Exercise objective >>
Find every line below that contains the word "structured" and copy it out.

Records shown >>
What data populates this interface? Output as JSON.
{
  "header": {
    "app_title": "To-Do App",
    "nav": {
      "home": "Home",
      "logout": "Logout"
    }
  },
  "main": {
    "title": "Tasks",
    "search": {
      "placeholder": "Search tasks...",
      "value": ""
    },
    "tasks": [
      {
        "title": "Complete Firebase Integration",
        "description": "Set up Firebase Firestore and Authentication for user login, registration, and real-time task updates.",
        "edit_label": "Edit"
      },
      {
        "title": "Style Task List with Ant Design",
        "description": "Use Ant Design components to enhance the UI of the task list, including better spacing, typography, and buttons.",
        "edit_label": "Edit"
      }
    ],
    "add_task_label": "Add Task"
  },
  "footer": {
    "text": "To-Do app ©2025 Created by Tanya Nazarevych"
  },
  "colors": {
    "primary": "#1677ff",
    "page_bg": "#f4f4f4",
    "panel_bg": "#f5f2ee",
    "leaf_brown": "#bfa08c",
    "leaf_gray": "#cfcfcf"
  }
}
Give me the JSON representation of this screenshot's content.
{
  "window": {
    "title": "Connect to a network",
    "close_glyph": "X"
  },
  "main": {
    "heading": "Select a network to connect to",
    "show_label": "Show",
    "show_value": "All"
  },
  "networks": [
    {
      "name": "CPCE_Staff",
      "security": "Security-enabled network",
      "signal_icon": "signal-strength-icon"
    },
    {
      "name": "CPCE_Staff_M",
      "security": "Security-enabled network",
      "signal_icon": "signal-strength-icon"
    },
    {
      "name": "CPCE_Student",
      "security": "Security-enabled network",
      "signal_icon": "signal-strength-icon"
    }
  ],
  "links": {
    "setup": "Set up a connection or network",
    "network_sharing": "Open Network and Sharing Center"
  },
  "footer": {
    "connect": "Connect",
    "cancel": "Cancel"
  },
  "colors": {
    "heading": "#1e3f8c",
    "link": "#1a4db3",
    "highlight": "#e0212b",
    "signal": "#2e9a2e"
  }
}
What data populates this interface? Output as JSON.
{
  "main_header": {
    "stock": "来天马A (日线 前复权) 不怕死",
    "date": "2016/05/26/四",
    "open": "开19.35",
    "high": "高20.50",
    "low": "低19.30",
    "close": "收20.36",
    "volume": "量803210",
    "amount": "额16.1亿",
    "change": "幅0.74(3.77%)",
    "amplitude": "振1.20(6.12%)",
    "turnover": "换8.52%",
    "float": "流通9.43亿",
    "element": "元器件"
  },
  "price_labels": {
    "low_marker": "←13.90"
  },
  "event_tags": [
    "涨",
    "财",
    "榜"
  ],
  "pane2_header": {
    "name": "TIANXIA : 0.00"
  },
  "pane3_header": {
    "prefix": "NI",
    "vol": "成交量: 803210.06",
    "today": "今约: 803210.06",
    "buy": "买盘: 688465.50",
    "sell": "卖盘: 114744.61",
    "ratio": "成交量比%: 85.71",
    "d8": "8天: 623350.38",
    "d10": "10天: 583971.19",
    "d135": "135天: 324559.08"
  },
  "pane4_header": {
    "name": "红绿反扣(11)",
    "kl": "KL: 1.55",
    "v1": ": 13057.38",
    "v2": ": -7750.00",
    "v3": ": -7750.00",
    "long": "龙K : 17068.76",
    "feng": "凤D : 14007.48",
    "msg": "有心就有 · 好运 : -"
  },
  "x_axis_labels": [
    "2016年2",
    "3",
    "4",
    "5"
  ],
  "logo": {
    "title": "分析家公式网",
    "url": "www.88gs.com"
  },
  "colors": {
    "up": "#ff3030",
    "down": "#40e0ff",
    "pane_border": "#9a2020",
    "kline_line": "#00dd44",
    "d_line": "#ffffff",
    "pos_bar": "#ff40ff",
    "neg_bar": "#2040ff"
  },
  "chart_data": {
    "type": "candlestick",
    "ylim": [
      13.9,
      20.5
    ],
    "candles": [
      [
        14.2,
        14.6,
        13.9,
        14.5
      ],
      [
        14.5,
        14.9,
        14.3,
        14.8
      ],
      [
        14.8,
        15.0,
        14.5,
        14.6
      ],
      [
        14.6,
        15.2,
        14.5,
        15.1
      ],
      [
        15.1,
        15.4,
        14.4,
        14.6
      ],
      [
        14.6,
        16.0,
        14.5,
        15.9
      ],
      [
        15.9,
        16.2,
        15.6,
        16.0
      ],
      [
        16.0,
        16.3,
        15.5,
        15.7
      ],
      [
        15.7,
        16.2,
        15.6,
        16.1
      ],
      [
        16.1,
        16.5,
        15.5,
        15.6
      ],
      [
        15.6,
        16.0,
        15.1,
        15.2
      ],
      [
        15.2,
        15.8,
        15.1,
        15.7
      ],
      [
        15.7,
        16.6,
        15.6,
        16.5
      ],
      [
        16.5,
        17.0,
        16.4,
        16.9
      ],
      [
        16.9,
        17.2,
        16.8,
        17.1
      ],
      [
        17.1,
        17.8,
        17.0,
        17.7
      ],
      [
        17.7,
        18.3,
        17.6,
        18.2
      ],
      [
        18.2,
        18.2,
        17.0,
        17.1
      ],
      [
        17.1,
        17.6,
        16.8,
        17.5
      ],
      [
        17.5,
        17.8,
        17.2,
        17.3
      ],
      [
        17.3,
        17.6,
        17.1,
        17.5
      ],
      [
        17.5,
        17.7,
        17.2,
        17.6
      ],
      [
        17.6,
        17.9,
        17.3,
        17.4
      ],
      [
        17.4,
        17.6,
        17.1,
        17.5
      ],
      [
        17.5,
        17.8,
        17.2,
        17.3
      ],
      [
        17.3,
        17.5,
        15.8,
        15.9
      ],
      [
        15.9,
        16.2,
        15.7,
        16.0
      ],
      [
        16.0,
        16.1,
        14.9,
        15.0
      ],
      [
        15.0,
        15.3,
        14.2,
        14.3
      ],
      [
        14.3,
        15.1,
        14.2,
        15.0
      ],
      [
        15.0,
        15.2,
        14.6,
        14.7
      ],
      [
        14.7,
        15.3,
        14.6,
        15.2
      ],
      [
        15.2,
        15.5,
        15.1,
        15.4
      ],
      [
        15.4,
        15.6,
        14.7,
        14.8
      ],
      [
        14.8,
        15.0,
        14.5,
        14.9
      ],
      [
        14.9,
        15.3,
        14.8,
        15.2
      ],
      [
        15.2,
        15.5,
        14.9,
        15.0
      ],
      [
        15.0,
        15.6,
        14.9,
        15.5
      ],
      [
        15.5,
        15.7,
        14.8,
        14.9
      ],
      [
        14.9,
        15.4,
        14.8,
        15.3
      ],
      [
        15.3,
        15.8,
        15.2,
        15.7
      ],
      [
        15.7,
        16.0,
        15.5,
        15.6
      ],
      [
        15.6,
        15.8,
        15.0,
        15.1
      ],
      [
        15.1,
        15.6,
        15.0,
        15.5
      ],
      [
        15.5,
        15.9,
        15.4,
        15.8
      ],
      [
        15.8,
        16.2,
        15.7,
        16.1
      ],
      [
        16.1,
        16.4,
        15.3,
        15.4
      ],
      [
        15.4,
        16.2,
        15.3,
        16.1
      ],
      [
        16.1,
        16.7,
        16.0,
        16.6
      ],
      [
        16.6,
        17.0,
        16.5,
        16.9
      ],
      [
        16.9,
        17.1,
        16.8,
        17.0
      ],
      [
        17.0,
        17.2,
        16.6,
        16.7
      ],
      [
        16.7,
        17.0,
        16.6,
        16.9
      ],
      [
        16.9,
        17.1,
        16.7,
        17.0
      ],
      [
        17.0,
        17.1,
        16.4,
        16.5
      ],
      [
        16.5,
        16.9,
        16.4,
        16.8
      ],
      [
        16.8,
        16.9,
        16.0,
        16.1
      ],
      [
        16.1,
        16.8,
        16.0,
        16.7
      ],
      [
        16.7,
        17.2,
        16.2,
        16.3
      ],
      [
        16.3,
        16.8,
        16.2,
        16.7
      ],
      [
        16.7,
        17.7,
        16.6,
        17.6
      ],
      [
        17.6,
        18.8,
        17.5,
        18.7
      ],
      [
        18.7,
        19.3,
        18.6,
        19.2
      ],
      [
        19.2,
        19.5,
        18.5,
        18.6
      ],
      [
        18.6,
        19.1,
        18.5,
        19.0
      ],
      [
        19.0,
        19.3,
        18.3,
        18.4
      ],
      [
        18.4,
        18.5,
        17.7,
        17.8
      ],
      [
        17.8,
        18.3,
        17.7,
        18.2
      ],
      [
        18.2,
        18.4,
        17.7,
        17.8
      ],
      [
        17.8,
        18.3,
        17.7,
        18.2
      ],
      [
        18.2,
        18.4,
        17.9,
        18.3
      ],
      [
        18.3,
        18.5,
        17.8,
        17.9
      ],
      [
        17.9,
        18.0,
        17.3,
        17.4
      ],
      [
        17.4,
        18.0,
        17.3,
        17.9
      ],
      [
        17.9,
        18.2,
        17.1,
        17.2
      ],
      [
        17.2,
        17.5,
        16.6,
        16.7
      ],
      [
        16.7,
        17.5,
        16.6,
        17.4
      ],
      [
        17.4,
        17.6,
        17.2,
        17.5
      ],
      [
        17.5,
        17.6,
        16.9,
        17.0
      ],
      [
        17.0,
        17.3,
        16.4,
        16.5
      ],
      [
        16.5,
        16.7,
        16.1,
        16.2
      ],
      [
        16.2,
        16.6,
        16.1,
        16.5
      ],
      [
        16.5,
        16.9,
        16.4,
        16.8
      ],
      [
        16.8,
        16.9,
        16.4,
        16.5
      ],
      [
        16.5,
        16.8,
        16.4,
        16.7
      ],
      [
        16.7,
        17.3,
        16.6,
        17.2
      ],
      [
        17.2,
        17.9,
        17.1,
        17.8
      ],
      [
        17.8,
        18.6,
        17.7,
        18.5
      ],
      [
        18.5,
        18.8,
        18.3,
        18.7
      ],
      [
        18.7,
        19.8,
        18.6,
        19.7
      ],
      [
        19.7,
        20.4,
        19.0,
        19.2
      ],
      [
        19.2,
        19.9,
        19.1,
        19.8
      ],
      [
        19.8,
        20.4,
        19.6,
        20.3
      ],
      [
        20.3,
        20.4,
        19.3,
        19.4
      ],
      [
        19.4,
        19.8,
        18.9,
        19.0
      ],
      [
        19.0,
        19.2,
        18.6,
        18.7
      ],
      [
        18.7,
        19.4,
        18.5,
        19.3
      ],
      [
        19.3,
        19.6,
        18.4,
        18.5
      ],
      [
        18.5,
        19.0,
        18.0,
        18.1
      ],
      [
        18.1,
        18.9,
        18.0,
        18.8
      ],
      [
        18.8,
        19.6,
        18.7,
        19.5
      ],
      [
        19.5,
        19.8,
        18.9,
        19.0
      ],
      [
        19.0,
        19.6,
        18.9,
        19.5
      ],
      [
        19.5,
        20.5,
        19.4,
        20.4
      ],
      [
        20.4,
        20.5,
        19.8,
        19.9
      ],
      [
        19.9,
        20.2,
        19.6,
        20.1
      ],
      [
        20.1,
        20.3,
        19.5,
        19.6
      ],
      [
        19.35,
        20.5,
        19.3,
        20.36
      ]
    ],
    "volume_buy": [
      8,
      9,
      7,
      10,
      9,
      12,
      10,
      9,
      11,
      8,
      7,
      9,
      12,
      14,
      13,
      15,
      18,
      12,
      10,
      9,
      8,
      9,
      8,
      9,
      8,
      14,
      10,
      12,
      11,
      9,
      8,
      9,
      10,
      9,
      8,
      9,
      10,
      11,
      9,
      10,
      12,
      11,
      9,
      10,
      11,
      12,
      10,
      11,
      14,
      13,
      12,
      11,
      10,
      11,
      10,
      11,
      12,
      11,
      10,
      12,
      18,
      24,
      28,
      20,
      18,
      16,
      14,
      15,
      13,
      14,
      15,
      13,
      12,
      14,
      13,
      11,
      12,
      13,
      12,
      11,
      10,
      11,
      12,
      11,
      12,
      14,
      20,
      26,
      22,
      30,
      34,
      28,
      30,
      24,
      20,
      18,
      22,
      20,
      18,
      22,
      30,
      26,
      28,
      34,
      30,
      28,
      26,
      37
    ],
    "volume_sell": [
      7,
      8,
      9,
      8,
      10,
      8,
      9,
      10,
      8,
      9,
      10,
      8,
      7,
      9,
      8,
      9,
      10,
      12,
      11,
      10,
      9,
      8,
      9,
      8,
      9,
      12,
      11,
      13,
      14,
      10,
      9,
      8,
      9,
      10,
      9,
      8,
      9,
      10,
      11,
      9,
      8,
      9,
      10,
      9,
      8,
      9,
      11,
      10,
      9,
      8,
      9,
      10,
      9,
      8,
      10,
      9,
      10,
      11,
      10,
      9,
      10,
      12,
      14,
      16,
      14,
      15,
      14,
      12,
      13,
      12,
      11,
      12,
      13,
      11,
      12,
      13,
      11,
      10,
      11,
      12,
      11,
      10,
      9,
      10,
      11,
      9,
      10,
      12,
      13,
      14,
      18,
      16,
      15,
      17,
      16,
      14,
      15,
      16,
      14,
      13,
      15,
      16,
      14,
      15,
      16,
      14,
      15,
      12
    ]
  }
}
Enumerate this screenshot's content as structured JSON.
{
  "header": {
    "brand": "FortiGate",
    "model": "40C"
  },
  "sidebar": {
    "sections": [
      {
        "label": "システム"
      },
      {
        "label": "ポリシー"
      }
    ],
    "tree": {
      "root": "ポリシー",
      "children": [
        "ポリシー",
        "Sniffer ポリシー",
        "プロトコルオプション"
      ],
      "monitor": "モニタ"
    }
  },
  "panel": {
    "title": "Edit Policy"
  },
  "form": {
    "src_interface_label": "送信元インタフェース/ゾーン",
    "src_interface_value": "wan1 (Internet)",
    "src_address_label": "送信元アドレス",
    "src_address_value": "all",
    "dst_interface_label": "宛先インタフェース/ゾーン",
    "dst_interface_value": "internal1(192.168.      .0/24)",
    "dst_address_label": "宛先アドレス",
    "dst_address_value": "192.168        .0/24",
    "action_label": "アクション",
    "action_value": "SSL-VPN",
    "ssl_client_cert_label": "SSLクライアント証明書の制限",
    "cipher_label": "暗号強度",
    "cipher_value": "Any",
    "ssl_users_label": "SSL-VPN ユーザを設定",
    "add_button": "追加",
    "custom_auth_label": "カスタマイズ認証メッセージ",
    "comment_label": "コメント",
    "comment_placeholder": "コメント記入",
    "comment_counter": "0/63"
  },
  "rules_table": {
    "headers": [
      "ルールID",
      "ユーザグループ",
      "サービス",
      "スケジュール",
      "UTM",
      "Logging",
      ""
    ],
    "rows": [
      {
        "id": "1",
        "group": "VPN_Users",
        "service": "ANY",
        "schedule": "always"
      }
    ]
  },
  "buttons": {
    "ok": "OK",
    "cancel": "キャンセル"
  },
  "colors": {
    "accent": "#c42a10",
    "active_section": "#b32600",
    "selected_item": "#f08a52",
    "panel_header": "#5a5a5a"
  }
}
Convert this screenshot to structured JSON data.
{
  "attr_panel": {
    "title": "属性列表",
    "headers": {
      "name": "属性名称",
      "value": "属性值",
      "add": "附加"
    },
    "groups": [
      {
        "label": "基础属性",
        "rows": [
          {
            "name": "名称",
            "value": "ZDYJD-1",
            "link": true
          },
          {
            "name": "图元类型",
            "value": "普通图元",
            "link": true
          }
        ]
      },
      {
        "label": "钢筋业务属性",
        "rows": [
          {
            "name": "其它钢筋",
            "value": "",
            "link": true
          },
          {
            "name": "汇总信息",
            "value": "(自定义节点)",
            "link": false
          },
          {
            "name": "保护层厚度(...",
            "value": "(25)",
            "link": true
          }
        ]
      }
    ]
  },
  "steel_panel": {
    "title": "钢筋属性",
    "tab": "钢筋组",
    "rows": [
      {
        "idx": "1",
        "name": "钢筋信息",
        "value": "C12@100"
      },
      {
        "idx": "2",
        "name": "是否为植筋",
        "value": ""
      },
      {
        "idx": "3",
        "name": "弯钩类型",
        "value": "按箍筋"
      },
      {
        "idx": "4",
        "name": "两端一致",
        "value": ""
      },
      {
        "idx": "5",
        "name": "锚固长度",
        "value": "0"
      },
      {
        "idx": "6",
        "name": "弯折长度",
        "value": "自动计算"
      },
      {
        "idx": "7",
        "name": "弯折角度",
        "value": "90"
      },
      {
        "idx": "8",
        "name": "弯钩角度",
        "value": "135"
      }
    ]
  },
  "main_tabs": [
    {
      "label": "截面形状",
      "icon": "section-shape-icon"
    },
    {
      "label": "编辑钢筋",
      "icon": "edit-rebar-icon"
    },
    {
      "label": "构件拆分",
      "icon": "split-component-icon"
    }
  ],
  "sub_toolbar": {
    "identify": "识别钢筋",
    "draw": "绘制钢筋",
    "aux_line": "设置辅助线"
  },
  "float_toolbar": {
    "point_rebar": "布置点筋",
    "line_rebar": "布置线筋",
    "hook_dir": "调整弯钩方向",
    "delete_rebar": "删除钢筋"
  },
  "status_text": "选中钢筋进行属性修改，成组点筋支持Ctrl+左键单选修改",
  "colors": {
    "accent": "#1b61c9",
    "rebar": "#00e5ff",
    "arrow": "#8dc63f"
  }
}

Solution to this problem >>
Enumerate this screenshot's content as structured JSON.
Convert this screenshot to structured JSON data.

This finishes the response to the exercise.